| Problem requirements |
Output the full listing below exactly as it reads, and skip anything that is a picture.

| Records for this task |
******

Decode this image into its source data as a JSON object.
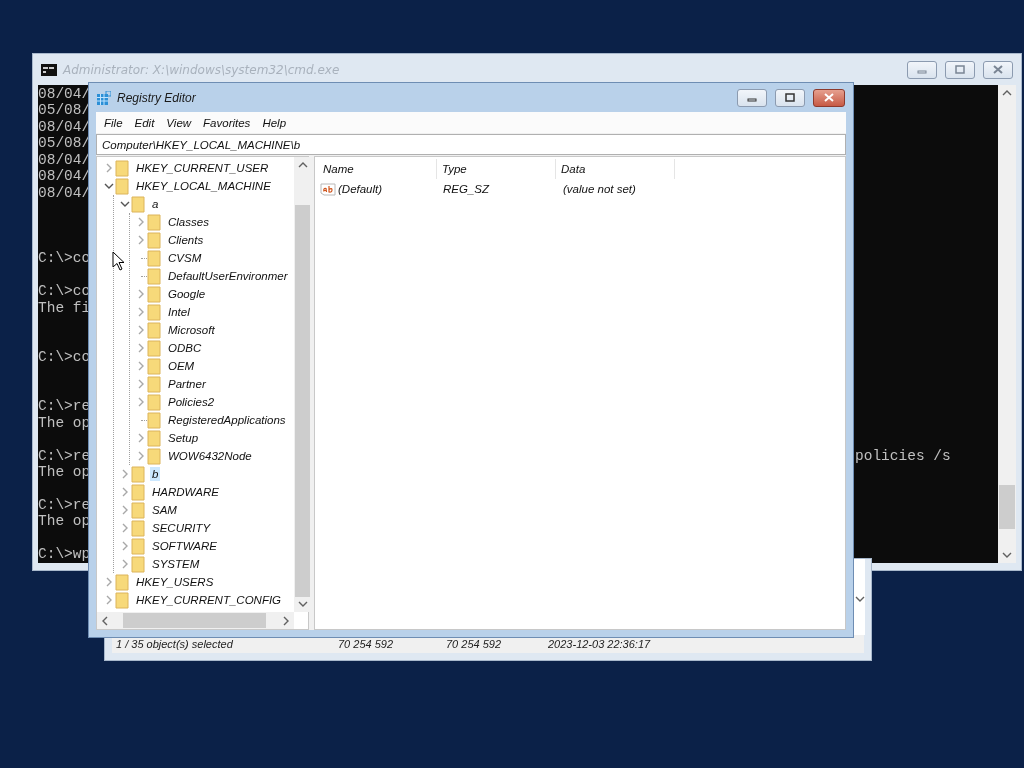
{
  "console_window": {
    "title": "Administrator: X:\\windows\\system32\\cmd.exe",
    "active": false,
    "lines": [
      {
        "kind": "text",
        "text": "08/04/"
      },
      {
        "kind": "text",
        "text": "05/08/"
      },
      {
        "kind": "text",
        "text": "08/04/"
      },
      {
        "kind": "text",
        "text": "05/08/"
      },
      {
        "kind": "text",
        "text": "08/04/"
      },
      {
        "kind": "text",
        "text": "08/04/"
      },
      {
        "kind": "text",
        "text": "08/04/"
      },
      {
        "kind": "blank"
      },
      {
        "kind": "blank"
      },
      {
        "kind": "blank"
      },
      {
        "kind": "text",
        "text": "C:\\>co"
      },
      {
        "kind": "blank"
      },
      {
        "kind": "text",
        "text": "C:\\>co"
      },
      {
        "kind": "text",
        "text": "The fi"
      },
      {
        "kind": "blank"
      },
      {
        "kind": "blank"
      },
      {
        "kind": "text",
        "text": "C:\\>co"
      },
      {
        "kind": "blank"
      },
      {
        "kind": "blank"
      },
      {
        "kind": "text",
        "text": "C:\\>re"
      },
      {
        "kind": "text",
        "text": "The op"
      },
      {
        "kind": "blank"
      },
      {
        "kind": "text",
        "text": "C:\\>re",
        "tail": "policies /s"
      },
      {
        "kind": "text",
        "text": "The op"
      },
      {
        "kind": "blank"
      },
      {
        "kind": "text",
        "text": "C:\\>re"
      },
      {
        "kind": "text",
        "text": "The op"
      },
      {
        "kind": "blank"
      },
      {
        "kind": "text",
        "text": "C:\\>wp"
      }
    ]
  },
  "file_window": {
    "status_bar": [
      "1 / 35 object(s) selected",
      "70 254 592",
      "70 254 592",
      "2023-12-03 22:36:17"
    ]
  },
  "registry_editor": {
    "title": "Registry Editor",
    "active": true,
    "menu": [
      "File",
      "Edit",
      "View",
      "Favorites",
      "Help"
    ],
    "address": "Computer\\HKEY_LOCAL_MACHINE\\b",
    "tree": [
      {
        "label": "HKEY_CURRENT_USER",
        "has_subkeys": true,
        "expanded": false,
        "selected": false
      },
      {
        "label": "HKEY_LOCAL_MACHINE",
        "has_subkeys": true,
        "expanded": true,
        "selected": false,
        "children": [
          {
            "label": "a",
            "has_subkeys": true,
            "expanded": true,
            "selected": false,
            "children": [
              {
                "label": "Classes",
                "has_subkeys": true,
                "expanded": false,
                "selected": false
              },
              {
                "label": "Clients",
                "has_subkeys": true,
                "expanded": false,
                "selected": false
              },
              {
                "label": "CVSM",
                "has_subkeys": false,
                "selected": false
              },
              {
                "label": "DefaultUserEnvironmer",
                "has_subkeys": false,
                "selected": false
              },
              {
                "label": "Google",
                "has_subkeys": true,
                "expanded": false,
                "selected": false
              },
              {
                "label": "Intel",
                "has_subkeys": true,
                "expanded": false,
                "selected": false
              },
              {
                "label": "Microsoft",
                "has_subkeys": true,
                "expanded": false,
                "selected": false
              },
              {
                "label": "ODBC",
                "has_subkeys": true,
                "expanded": false,
                "selected": false
              },
              {
                "label": "OEM",
                "has_subkeys": true,
                "expanded": false,
                "selected": false
              },
              {
                "label": "Partner",
                "has_subkeys": true,
                "expanded": false,
                "selected": false
              },
              {
                "label": "Policies2",
                "has_subkeys": true,
                "expanded": false,
                "selected": false
              },
              {
                "label": "RegisteredApplications",
                "has_subkeys": false,
                "selected": false
              },
              {
                "label": "Setup",
                "has_subkeys": true,
                "expanded": false,
                "selected": false
              },
              {
                "label": "WOW6432Node",
                "has_subkeys": true,
                "expanded": false,
                "selected": false
              }
            ]
          },
          {
            "label": "b",
            "has_subkeys": true,
            "expanded": false,
            "selected": true
          },
          {
            "label": "HARDWARE",
            "has_subkeys": true,
            "expanded": false,
            "selected": false
          },
          {
            "label": "SAM",
            "has_subkeys": true,
            "expanded": false,
            "selected": false
          },
          {
            "label": "SECURITY",
            "has_subkeys": true,
            "expanded": false,
            "selected": false
          },
          {
            "label": "SOFTWARE",
            "has_subkeys": true,
            "expanded": false,
            "selected": false
          },
          {
            "label": "SYSTEM",
            "has_subkeys": true,
            "expanded": false,
            "selected": false
          }
        ]
      },
      {
        "label": "HKEY_USERS",
        "has_subkeys": true,
        "expanded": false,
        "selected": false
      },
      {
        "label": "HKEY_CURRENT_CONFIG",
        "has_subkeys": true,
        "expanded": false,
        "selected": false
      }
    ],
    "columns": [
      "Name",
      "Type",
      "Data"
    ],
    "rows": [
      {
        "name": "(Default)",
        "type": "REG_SZ",
        "data": "(value not set)"
      }
    ]
  }
}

******

| Answer to this exercise |
Decode this image into its source data as a JSON object.
{
  "console_window": {
    "title": "Administrator: X:\\windows\\system32\\cmd.exe",
    "active": false,
    "lines": [
      {
        "kind": "text",
        "text": "08/04/"
      },
      {
        "kind": "text",
        "text": "05/08/"
      },
      {
        "kind": "text",
        "text": "08/04/"
      },
      {
        "kind": "text",
        "text": "05/08/"
      },
      {
        "kind": "text",
        "text": "08/04/"
      },
      {
        "kind": "text",
        "text": "08/04/"
      },
      {
        "kind": "text",
        "text": "08/04/"
      },
      {
        "kind": "blank"
      },
      {
        "kind": "blank"
      },
      {
        "kind": "blank"
      },
      {
        "kind": "text",
        "text": "C:\\>co"
      },
      {
        "kind": "blank"
      },
      {
        "kind": "text",
        "text": "C:\\>co"
      },
      {
        "kind": "text",
        "text": "The fi"
      },
      {
        "kind": "blank"
      },
      {
        "kind": "blank"
      },
      {
        "kind": "text",
        "text": "C:\\>co"
      },
      {
        "kind": "blank"
      },
      {
        "kind": "blank"
      },
      {
        "kind": "text",
        "text": "C:\\>re"
      },
      {
        "kind": "text",
        "text": "The op"
      },
      {
        "kind": "blank"
      },
      {
        "kind": "text",
        "text": "C:\\>re",
        "tail": "policies /s"
      },
      {
        "kind": "text",
        "text": "The op"
      },
      {
        "kind": "blank"
      },
      {
        "kind": "text",
        "text": "C:\\>re"
      },
      {
        "kind": "text",
        "text": "The op"
      },
      {
        "kind": "blank"
      },
      {
        "kind": "text",
        "text": "C:\\>wp"
      }
    ]
  },
  "file_window": {
    "status_bar": [
      "1 / 35 object(s) selected",
      "70 254 592",
      "70 254 592",
      "2023-12-03 22:36:17"
    ]
  },
  "registry_editor": {
    "title": "Registry Editor",
    "active": true,
    "menu": [
      "File",
      "Edit",
      "View",
      "Favorites",
      "Help"
    ],
    "address": "Computer\\HKEY_LOCAL_MACHINE\\b",
    "tree": [
      {
        "label": "HKEY_CURRENT_USER",
        "has_subkeys": true,
        "expanded": false,
        "selected": false
      },
      {
        "label": "HKEY_LOCAL_MACHINE",
        "has_subkeys": true,
        "expanded": true,
        "selected": false,
        "children": [
          {
            "label": "a",
            "has_subkeys": true,
            "expanded": true,
            "selected": false,
            "children": [
              {
                "label": "Classes",
                "has_subkeys": true,
                "expanded": false,
                "selected": false
              },
              {
                "label": "Clients",
                "has_subkeys": true,
                "expanded": false,
                "selected": false
              },
              {
                "label": "CVSM",
                "has_subkeys": false,
                "selected": false
              },
              {
                "label": "DefaultUserEnvironmer",
                "has_subkeys": false,
                "selected": false
              },
              {
                "label": "Google",
                "has_subkeys": true,
                "expanded": false,
                "selected": false
              },
              {
                "label": "Intel",
                "has_subkeys": true,
                "expanded": false,
                "selected": false
              },
              {
                "label": "Microsoft",
                "has_subkeys": true,
                "expanded": false,
                "selected": false
              },
              {
                "label": "ODBC",
                "has_subkeys": true,
                "expanded": false,
                "selected": false
              },
              {
                "label": "OEM",
                "has_subkeys": true,
                "expanded": false,
                "selected": false
              },
              {
                "label": "Partner",
                "has_subkeys": true,
                "expanded": false,
                "selected": false
              },
              {
                "label": "Policies2",
                "has_subkeys": true,
                "expanded": false,
                "selected": false
              },
              {
                "label": "RegisteredApplications",
                "has_subkeys": false,
                "selected": false
              },
              {
                "label": "Setup",
                "has_subkeys": true,
                "expanded": false,
                "selected": false
              },
              {
                "label": "WOW6432Node",
                "has_subkeys": true,
                "expanded": false,
                "selected": false
              }
            ]
          },
          {
            "label": "b",
            "has_subkeys": true,
            "expanded": false,
            "selected": true
          },
          {
            "label": "HARDWARE",
            "has_subkeys": true,
            "expanded": false,
            "selected": false
          },
          {
            "label": "SAM",
            "has_subkeys": true,
            "expanded": false,
            "selected": false
          },
          {
            "label": "SECURITY",
            "has_subkeys": true,
            "expanded": false,
            "selected": false
          },
          {
            "label": "SOFTWARE",
            "has_subkeys": true,
            "expanded": false,
            "selected": false
          },
          {
            "label": "SYSTEM",
            "has_subkeys": true,
            "expanded": false,
            "selected": false
          }
        ]
      },
      {
        "label": "HKEY_USERS",
        "has_subkeys": true,
        "expanded": false,
        "selected": false
      },
      {
        "label": "HKEY_CURRENT_CONFIG",
        "has_subkeys": true,
        "expanded": false,
        "selected": false
      }
    ],
    "columns": [
      "Name",
      "Type",
      "Data"
    ],
    "rows": [
      {
        "name": "(Default)",
        "type": "REG_SZ",
        "data": "(value not set)"
      }
    ]
  }
}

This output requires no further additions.